## Material shown
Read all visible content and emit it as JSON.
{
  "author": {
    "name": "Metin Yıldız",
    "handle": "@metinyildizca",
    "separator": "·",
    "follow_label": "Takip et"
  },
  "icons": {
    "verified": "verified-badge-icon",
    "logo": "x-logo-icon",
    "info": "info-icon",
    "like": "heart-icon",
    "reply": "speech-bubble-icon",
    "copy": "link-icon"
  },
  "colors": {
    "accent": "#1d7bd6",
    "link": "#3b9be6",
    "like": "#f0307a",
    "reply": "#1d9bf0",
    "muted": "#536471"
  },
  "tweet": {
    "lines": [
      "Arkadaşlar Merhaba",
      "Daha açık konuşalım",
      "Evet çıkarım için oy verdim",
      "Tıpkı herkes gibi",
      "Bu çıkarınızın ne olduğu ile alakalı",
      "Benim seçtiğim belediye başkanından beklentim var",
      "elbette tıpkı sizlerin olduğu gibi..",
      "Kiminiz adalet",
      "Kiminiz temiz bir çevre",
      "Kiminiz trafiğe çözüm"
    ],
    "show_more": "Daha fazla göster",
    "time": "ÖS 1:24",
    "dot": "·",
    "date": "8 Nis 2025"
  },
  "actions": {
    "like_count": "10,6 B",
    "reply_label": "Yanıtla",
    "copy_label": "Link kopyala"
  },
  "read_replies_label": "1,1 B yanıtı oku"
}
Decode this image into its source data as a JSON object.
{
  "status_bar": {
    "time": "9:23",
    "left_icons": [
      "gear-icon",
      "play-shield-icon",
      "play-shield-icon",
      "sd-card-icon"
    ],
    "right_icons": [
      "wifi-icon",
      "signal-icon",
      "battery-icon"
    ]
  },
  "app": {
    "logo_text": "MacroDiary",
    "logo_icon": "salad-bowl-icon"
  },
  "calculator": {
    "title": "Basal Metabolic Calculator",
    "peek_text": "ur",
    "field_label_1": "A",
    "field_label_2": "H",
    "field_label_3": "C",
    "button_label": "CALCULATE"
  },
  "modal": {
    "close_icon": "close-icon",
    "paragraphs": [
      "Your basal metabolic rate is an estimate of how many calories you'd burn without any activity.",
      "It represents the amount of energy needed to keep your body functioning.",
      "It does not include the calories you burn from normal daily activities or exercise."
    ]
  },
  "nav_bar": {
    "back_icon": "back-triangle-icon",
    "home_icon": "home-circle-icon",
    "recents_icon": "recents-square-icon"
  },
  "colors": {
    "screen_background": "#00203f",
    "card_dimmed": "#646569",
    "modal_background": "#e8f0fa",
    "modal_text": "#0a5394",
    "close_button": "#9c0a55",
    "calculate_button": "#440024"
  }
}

## What is being asked
Search the preceding listing for the word "calories" and pull out every line that holds it.

## Output for this task
      "Your basal metabolic rate is an estimate of how many calories you'd burn without any activity.",
      "It does not include the calories you burn from normal daily activities or exercise."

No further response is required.